Data entries:
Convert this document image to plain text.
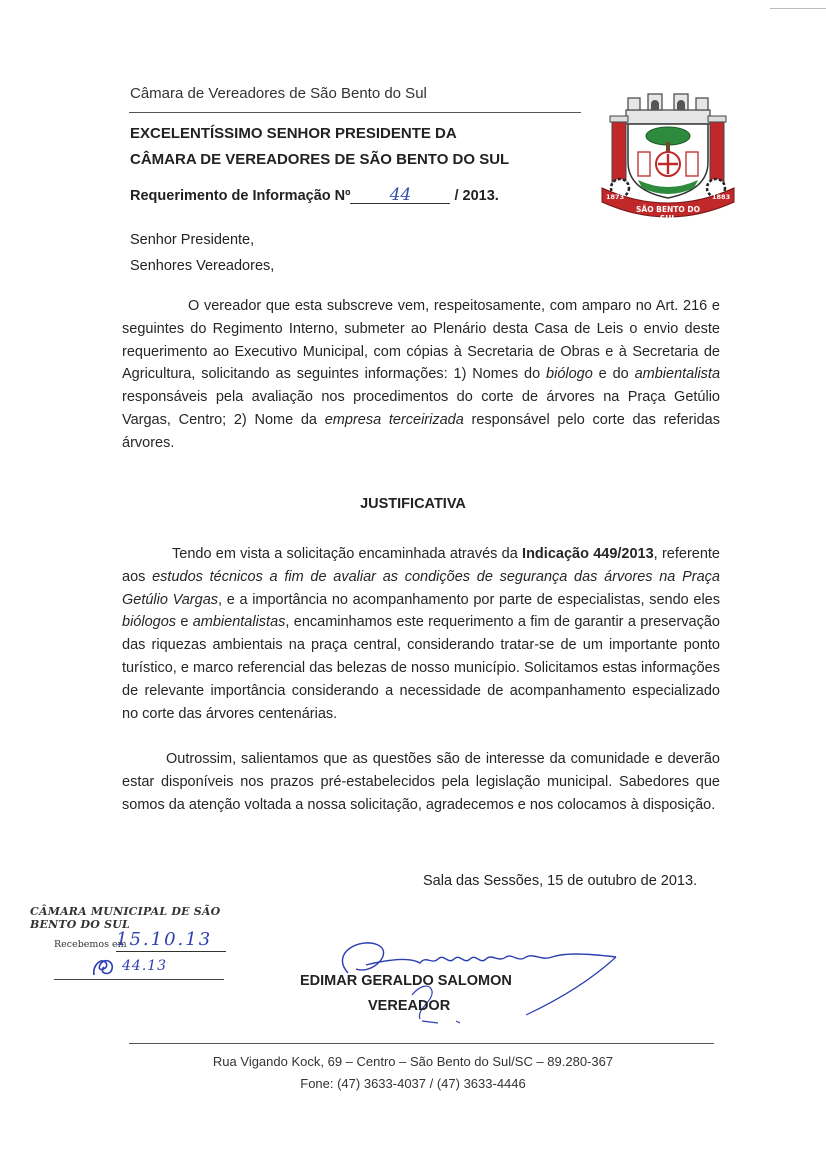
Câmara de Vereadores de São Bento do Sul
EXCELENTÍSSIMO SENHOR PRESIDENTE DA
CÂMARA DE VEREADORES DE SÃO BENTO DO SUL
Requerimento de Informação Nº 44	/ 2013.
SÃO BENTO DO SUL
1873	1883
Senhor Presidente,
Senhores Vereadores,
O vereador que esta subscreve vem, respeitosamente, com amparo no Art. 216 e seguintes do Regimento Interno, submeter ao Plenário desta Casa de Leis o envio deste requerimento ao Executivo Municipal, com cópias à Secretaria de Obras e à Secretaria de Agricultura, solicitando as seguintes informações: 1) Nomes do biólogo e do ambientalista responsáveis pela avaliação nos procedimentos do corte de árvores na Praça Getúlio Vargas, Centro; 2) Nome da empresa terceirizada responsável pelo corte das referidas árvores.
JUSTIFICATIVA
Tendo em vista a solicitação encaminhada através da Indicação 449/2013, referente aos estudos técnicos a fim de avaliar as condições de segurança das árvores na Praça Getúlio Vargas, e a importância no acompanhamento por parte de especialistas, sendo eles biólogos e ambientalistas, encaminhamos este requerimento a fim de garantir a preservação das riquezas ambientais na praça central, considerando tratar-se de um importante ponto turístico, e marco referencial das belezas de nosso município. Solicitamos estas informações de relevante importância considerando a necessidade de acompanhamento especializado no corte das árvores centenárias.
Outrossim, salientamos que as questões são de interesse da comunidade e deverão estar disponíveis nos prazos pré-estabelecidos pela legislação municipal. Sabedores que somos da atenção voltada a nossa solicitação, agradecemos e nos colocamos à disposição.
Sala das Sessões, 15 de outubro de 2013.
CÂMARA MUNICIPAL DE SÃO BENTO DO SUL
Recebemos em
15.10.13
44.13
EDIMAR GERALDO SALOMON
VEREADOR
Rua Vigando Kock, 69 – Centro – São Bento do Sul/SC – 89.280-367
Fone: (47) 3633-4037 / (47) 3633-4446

--

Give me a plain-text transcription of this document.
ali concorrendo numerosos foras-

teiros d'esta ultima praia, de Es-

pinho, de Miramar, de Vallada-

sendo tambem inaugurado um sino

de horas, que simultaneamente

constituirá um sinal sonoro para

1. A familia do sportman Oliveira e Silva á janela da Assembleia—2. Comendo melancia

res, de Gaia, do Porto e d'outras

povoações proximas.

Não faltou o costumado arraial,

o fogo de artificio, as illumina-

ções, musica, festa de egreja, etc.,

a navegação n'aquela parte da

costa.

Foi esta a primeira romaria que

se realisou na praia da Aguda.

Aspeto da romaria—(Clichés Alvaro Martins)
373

● Objective: Report how many lines in the entries hold the string "text". Nothing but the number is wanted.

● Result of this exercise: 2